■ **BRANO DI PARTENZA**:
----

“La fine del mondo di qualcun altro” mi ha proprio colpita, colpita e affondata. Nel prologo l’autore svela che le prime otto pagine racchiudono il significato dell’intera storia, ed uno degli estratti più emblematici per me è: “La consapevolezza arriva quando meno te l’aspetti e fai un passo avanti e l’altro fuori. Guardi la tua vita dall’esterno e riesci a comprenderla come se fossi Dio. Ma a cosa serve comprendere le cose se non puoi partecipare? Mi alzo troppo tardi per cominciare a vivere oggi.”

----

■ **ELENCO DEI DATI**:
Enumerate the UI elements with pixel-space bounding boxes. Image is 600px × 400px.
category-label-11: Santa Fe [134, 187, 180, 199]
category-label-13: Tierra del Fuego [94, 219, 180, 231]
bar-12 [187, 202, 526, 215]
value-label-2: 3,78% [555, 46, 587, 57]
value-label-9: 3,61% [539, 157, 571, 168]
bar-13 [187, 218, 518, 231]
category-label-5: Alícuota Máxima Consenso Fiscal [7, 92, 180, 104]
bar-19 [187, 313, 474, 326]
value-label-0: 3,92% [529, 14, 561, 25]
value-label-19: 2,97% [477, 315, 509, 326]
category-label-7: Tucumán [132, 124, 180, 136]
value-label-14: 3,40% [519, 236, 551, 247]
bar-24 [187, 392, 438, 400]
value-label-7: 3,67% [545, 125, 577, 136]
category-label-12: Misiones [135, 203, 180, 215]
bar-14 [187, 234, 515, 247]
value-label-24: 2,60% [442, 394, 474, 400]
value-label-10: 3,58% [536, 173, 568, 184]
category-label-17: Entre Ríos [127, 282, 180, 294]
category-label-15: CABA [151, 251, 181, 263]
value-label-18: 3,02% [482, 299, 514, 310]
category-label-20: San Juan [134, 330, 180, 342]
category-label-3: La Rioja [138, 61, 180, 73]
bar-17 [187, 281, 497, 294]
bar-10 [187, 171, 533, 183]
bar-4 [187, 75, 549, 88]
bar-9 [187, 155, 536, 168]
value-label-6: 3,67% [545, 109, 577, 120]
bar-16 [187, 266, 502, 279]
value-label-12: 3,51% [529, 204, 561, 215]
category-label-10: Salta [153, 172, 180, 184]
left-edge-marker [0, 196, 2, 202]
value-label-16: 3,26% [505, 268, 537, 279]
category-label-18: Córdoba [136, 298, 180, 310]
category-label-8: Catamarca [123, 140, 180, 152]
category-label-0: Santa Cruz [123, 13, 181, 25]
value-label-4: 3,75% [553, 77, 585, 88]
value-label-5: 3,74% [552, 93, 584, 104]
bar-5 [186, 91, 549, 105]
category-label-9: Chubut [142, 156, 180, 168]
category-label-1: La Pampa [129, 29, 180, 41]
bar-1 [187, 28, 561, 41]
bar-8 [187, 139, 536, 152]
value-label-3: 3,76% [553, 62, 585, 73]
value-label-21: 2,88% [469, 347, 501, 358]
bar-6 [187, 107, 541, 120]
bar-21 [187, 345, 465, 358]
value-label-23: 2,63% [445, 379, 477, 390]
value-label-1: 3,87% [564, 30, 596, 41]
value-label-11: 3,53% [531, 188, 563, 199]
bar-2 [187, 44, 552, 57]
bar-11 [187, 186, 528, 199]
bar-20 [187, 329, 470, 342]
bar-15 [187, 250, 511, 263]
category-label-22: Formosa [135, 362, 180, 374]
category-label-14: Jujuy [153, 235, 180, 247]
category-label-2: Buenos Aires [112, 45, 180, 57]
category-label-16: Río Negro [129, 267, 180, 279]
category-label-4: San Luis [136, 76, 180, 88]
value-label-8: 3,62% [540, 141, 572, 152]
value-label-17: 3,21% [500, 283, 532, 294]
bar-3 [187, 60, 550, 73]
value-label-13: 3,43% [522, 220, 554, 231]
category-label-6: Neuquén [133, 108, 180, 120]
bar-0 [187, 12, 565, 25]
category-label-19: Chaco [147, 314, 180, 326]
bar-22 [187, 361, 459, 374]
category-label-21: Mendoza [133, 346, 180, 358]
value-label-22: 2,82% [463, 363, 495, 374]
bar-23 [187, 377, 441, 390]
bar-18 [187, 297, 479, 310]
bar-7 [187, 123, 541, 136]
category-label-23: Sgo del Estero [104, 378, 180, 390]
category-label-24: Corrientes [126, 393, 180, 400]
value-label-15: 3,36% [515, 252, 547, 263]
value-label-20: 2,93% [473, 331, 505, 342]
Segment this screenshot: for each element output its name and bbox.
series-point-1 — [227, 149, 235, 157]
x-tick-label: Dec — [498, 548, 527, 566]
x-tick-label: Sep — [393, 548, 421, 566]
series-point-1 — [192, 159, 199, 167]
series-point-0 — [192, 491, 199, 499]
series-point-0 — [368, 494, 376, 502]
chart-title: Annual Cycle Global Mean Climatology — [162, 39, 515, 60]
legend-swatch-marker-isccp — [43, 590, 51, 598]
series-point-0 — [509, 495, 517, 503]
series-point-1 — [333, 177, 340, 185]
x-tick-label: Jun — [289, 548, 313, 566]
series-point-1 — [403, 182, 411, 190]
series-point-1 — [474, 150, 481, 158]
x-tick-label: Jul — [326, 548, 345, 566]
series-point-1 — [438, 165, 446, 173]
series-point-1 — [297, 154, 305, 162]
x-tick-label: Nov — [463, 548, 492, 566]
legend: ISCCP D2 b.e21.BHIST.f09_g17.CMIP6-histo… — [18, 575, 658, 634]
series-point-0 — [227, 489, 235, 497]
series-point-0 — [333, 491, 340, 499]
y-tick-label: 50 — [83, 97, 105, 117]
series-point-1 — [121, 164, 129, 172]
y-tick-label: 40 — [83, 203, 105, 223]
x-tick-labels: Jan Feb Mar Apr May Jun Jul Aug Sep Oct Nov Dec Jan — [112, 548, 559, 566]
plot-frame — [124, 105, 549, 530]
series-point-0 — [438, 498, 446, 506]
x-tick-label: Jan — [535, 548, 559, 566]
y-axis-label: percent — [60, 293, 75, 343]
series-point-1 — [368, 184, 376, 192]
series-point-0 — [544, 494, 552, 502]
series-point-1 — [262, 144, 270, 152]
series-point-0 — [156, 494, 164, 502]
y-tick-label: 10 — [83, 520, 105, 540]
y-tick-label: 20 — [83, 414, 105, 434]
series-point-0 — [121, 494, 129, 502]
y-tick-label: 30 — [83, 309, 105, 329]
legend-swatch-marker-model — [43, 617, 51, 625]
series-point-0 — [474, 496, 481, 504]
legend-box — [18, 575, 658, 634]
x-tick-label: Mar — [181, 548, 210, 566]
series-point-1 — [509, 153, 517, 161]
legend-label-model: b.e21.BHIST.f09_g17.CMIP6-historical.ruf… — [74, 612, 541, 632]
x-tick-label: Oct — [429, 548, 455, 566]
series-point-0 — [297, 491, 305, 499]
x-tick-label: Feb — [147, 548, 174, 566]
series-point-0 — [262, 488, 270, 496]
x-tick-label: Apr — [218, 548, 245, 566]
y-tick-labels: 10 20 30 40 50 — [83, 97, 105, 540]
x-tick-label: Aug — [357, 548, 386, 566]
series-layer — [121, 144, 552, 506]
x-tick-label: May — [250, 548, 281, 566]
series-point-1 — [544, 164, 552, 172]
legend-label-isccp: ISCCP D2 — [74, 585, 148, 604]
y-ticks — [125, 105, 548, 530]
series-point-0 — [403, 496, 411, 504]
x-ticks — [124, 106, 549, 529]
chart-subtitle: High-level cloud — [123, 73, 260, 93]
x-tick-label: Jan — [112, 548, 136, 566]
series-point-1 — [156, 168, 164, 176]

----

■ **CONSEGNA**: Nel brano sul libro «La fine del mondo di qualcun altro», che cosa svela l'autore nel prologo?

■ **SOLUZIONE**: Svela che le prime otto pagine racchiudono il significato dell'intera storia.